**Exercise**
Print every entry exactly as written.

**Dataset extract**
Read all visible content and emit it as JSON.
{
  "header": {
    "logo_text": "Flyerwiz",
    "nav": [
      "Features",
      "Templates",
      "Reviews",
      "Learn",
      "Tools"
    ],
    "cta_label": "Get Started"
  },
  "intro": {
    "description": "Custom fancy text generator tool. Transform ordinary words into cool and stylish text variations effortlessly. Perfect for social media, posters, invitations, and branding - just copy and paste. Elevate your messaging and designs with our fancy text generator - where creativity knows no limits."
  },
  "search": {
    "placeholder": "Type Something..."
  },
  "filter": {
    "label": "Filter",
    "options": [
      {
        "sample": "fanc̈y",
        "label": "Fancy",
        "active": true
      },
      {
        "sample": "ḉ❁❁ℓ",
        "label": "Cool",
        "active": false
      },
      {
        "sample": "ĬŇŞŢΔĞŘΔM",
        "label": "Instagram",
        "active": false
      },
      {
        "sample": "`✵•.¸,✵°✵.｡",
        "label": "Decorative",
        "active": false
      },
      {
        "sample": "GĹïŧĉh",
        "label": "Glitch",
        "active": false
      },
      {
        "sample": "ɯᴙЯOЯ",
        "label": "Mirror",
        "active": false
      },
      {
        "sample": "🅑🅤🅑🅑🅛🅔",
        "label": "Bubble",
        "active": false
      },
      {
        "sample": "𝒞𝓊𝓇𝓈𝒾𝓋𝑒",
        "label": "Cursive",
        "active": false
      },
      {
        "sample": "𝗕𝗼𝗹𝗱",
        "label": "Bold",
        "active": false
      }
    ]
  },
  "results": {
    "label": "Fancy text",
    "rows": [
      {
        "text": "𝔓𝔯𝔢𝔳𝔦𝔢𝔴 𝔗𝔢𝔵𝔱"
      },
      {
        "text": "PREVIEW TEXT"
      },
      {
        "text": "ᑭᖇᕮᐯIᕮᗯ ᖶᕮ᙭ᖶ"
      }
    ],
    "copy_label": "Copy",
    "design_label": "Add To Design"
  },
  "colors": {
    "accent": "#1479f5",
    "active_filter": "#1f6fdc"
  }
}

**Solution**
Read all visible content and emit it as JSON.
{
  "header": {
    "logo_text": "Flyerwiz",
    "nav": [
      "Features",
      "Templates",
      "Reviews",
      "Learn",
      "Tools"
    ],
    "cta_label": "Get Started"
  },
  "intro": {
    "description": "Custom fancy text generator tool. Transform ordinary words into cool and stylish text variations effortlessly. Perfect for social media, posters, invitations, and branding - just copy and paste. Elevate your messaging and designs with our fancy text generator - where creativity knows no limits."
  },
  "search": {
    "placeholder": "Type Something..."
  },
  "filter": {
    "label": "Filter",
    "options": [
      {
        "sample": "fanc̈y",
        "label": "Fancy",
        "active": true
      },
      {
        "sample": "ḉ❁❁ℓ",
        "label": "Cool",
        "active": false
      },
      {
        "sample": "ĬŇŞŢΔĞŘΔM",
        "label": "Instagram",
        "active": false
      },
      {
        "sample": "`✵•.¸,✵°✵.｡",
        "label": "Decorative",
        "active": false
      },
      {
        "sample": "GĹïŧĉh",
        "label": "Glitch",
        "active": false
      },
      {
        "sample": "ɯᴙЯOЯ",
        "label": "Mirror",
        "active": false
      },
      {
        "sample": "🅑🅤🅑🅑🅛🅔",
        "label": "Bubble",
        "active": false
      },
      {
        "sample": "𝒞𝓊𝓇𝓈𝒾𝓋𝑒",
        "label": "Cursive",
        "active": false
      },
      {
        "sample": "𝗕𝗼𝗹𝗱",
        "label": "Bold",
        "active": false
      }
    ]
  },
  "results": {
    "label": "Fancy text",
    "rows": [
      {
        "text": "𝔓𝔯𝔢𝔳𝔦𝔢𝔴 𝔗𝔢𝔵𝔱"
      },
      {
        "text": "PREVIEW TEXT"
      },
      {
        "text": "ᑭᖇᕮᐯIᕮᗯ ᖶᕮ᙭ᖶ"
      }
    ],
    "copy_label": "Copy",
    "design_label": "Add To Design"
  },
  "colors": {
    "accent": "#1479f5",
    "active_filter": "#1f6fdc"
  }
}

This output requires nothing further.